[Stored data]
────────────────────────────────────────

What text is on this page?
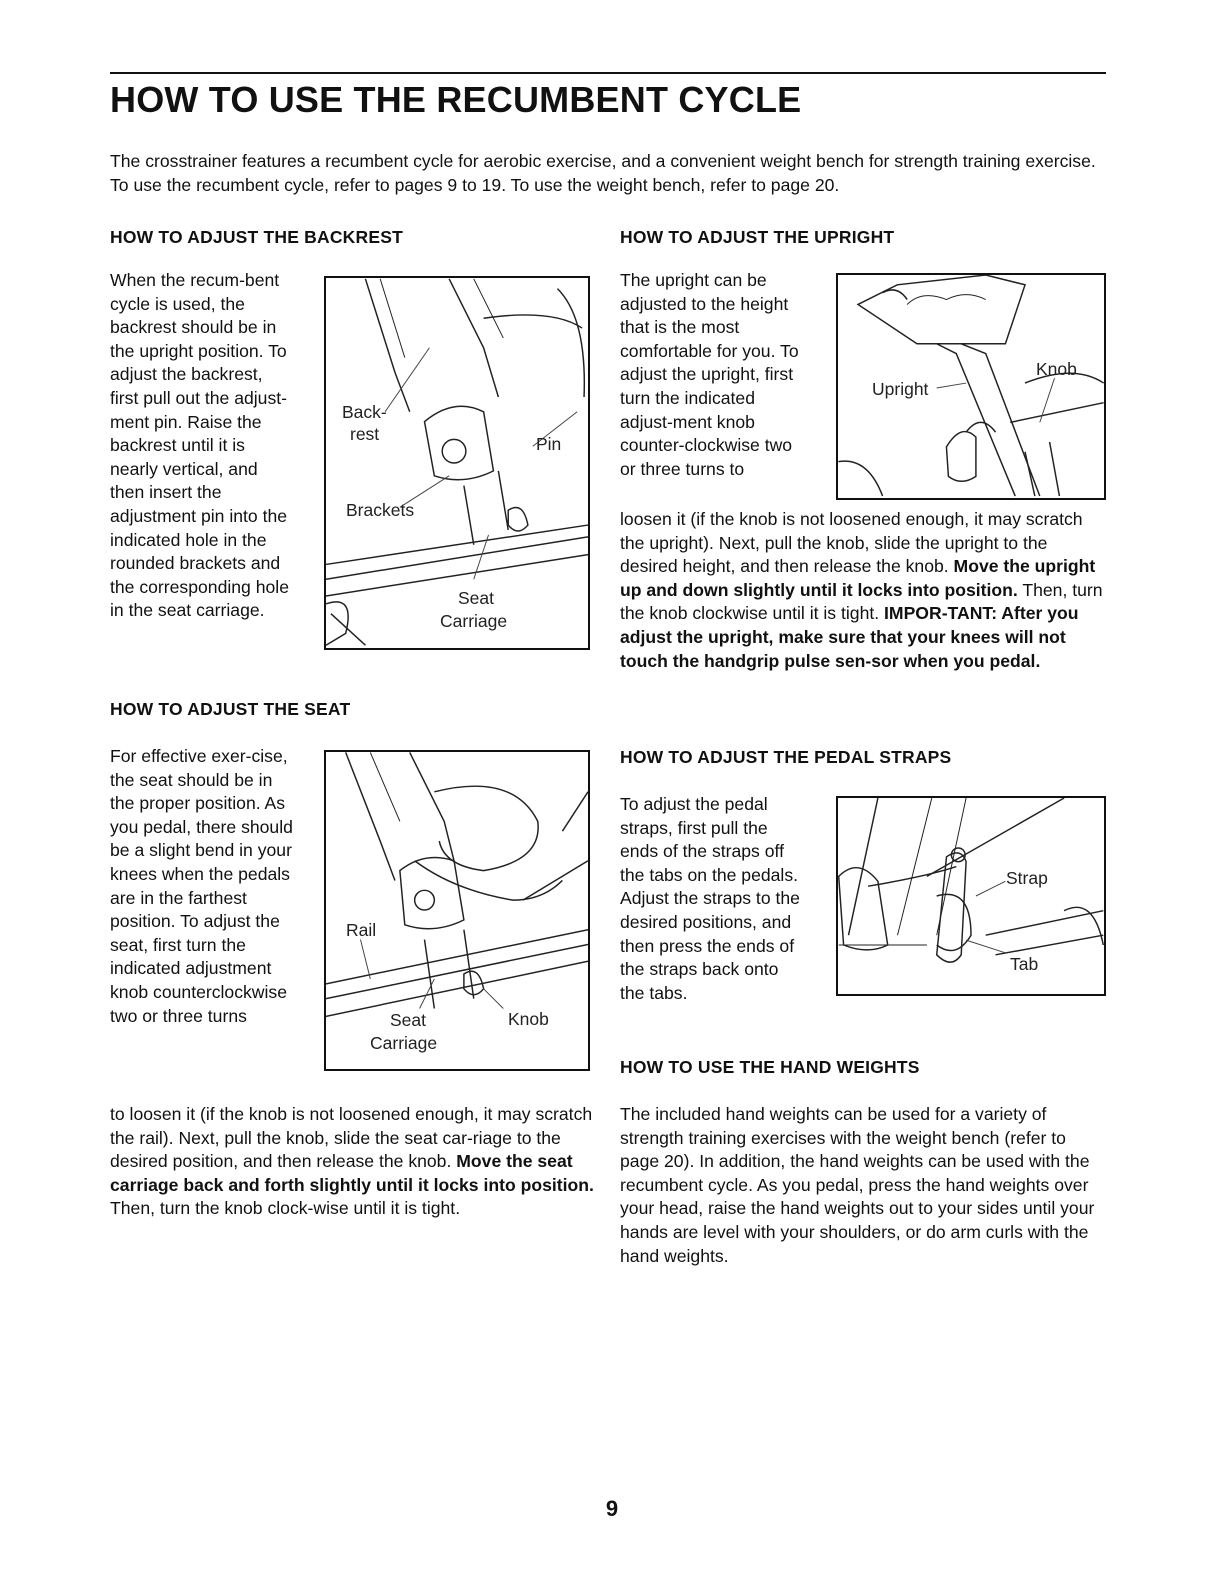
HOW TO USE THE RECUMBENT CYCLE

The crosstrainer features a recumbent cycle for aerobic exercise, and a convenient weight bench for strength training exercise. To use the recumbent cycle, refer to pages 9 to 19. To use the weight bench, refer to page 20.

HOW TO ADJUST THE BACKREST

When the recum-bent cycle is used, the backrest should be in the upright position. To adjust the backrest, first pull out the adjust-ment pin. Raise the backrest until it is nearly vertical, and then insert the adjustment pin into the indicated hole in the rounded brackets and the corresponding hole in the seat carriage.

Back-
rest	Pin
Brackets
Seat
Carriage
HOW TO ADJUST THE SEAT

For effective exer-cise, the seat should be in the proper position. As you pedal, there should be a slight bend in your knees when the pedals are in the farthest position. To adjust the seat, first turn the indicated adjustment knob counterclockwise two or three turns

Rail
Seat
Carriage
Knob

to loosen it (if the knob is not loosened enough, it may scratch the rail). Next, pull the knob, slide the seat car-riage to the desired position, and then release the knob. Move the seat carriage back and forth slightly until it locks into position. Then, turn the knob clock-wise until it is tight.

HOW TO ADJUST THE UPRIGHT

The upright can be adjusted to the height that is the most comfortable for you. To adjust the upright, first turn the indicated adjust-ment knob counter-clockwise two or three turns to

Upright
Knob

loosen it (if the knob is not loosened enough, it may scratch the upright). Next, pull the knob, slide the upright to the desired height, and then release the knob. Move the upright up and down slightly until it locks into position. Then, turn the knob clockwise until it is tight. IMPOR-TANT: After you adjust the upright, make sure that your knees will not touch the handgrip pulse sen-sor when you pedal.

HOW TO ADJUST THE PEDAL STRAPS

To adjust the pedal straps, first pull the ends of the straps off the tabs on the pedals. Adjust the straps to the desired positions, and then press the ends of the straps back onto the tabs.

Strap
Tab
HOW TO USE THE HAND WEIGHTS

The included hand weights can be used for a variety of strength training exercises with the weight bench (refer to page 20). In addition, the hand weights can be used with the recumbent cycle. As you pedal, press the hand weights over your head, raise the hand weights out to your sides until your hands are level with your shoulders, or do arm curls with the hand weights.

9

────────────────────────────────────────

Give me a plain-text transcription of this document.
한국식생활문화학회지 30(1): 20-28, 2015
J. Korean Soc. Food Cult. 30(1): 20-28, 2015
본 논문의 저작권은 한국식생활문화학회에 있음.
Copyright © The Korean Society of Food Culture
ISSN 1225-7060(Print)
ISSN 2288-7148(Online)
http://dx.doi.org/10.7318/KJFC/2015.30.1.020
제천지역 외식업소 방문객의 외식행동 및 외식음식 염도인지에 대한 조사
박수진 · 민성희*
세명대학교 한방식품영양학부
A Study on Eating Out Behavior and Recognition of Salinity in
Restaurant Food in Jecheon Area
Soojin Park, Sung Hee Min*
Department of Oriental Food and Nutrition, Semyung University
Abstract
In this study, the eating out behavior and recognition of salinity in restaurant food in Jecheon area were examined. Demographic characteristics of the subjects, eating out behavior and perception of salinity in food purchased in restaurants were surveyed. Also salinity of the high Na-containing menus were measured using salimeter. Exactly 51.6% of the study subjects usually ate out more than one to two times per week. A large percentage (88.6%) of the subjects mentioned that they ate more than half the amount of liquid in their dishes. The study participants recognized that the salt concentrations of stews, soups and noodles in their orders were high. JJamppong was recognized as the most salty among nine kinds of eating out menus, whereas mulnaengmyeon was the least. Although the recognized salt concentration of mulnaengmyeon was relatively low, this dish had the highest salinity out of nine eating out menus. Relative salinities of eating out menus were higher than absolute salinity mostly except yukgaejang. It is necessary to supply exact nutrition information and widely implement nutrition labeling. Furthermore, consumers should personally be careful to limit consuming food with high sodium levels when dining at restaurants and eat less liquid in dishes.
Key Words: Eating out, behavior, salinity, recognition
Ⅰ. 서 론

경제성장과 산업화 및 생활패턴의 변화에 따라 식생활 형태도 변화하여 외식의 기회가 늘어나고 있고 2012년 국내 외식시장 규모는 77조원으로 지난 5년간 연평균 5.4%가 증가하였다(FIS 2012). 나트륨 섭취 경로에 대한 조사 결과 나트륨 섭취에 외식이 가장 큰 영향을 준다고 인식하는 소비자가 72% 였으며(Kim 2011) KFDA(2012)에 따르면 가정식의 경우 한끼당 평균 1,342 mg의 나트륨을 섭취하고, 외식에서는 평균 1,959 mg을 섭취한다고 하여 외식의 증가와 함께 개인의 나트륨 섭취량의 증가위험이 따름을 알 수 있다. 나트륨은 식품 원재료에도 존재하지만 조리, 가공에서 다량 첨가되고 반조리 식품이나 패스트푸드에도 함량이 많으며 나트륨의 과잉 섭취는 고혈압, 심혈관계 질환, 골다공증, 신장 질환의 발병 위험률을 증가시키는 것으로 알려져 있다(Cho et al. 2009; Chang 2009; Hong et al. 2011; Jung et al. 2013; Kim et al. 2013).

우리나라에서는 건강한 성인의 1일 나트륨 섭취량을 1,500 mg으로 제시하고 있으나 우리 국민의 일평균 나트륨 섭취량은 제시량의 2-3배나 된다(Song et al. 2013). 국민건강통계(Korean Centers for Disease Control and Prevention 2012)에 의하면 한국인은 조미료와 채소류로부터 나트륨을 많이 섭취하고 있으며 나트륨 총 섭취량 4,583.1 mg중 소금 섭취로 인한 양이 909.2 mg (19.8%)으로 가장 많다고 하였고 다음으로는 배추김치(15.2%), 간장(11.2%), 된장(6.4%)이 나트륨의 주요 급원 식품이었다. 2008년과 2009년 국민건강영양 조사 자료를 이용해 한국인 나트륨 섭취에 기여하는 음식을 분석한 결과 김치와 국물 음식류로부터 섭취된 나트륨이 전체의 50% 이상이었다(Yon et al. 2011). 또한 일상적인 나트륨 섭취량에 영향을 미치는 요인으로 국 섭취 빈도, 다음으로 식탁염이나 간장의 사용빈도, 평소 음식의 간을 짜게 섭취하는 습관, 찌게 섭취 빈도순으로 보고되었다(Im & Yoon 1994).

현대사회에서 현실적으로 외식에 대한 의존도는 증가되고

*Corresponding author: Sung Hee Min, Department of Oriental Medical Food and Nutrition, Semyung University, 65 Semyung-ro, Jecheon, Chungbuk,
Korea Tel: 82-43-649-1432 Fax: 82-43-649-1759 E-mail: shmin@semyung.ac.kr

────────────────────────────────────────

Exercise —
Count every line of the records that holds "strength". State the number, nothing else.

Answer —
2